_DATASET ROWS_
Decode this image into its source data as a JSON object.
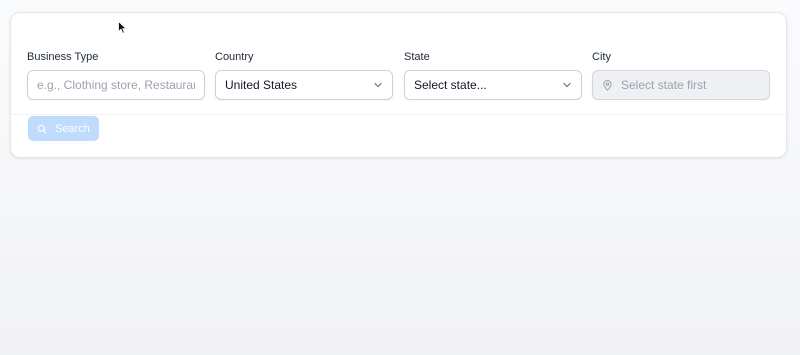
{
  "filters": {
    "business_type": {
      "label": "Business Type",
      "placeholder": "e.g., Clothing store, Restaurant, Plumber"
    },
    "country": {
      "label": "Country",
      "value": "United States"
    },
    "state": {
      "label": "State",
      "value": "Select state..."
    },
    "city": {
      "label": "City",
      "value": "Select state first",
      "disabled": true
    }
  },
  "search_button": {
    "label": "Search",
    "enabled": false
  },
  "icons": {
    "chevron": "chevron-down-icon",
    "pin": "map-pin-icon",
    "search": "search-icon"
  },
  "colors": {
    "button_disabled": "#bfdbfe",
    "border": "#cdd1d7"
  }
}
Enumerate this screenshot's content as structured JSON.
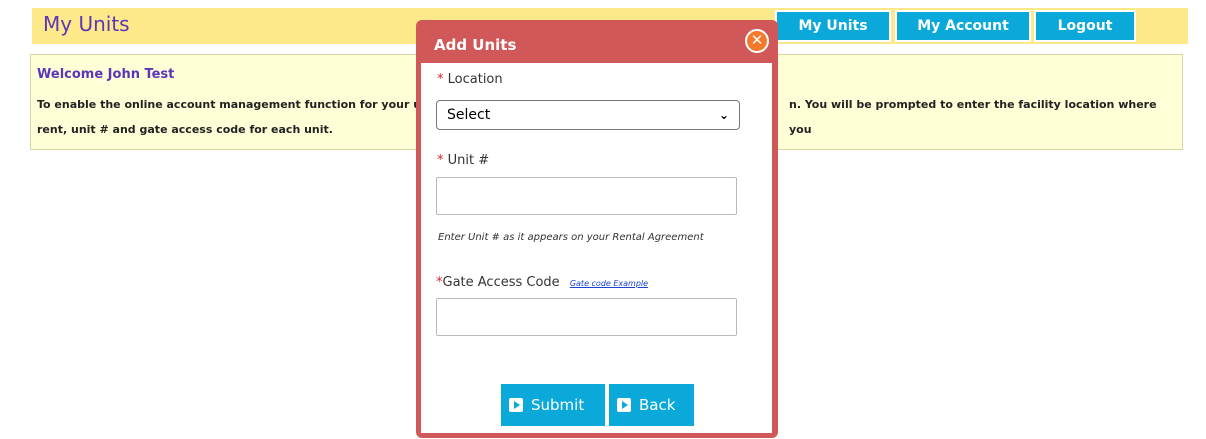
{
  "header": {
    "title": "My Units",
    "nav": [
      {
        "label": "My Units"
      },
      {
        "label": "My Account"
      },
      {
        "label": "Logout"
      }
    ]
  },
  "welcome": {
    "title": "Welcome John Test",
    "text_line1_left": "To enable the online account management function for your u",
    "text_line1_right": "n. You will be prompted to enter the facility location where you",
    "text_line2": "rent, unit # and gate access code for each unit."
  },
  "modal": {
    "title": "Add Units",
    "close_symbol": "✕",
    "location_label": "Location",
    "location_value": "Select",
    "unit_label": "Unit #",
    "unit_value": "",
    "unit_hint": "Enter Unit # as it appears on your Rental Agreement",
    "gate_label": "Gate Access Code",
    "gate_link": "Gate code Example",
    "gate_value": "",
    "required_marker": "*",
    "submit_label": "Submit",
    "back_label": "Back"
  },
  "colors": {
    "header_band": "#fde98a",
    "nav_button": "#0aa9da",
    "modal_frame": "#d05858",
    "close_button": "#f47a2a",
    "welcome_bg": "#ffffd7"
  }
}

_INSTRUCTION_
Transcribe every line in the entries above, taking out only the images.

_TASK RESPONSE_
Decode this image into its source data as a JSON object.
{
  "filters": {
    "business_type": {
      "label": "Business Type",
      "placeholder": "e.g., Clothing store, Restaurant, Plumber"
    },
    "country": {
      "label": "Country",
      "value": "United States"
    },
    "state": {
      "label": "State",
      "value": "Select state..."
    },
    "city": {
      "label": "City",
      "value": "Select state first",
      "disabled": true
    }
  },
  "search_button": {
    "label": "Search",
    "enabled": false
  },
  "icons": {
    "chevron": "chevron-down-icon",
    "pin": "map-pin-icon",
    "search": "search-icon"
  },
  "colors": {
    "button_disabled": "#bfdbfe",
    "border": "#cdd1d7"
  }
}
Enumerate this screenshot's content as structured JSON.
{
  "header": {
    "title": "My Units",
    "nav": [
      {
        "label": "My Units"
      },
      {
        "label": "My Account"
      },
      {
        "label": "Logout"
      }
    ]
  },
  "welcome": {
    "title": "Welcome John Test",
    "text_line1_left": "To enable the online account management function for your u",
    "text_line1_right": "n. You will be prompted to enter the facility location where you",
    "text_line2": "rent, unit # and gate access code for each unit."
  },
  "modal": {
    "title": "Add Units",
    "close_symbol": "✕",
    "location_label": "Location",
    "location_value": "Select",
    "unit_label": "Unit #",
    "unit_value": "",
    "unit_hint": "Enter Unit # as it appears on your Rental Agreement",
    "gate_label": "Gate Access Code",
    "gate_link": "Gate code Example",
    "gate_value": "",
    "required_marker": "*",
    "submit_label": "Submit",
    "back_label": "Back"
  },
  "colors": {
    "header_band": "#fde98a",
    "nav_button": "#0aa9da",
    "modal_frame": "#d05858",
    "close_button": "#f47a2a",
    "welcome_bg": "#ffffd7"
  }
}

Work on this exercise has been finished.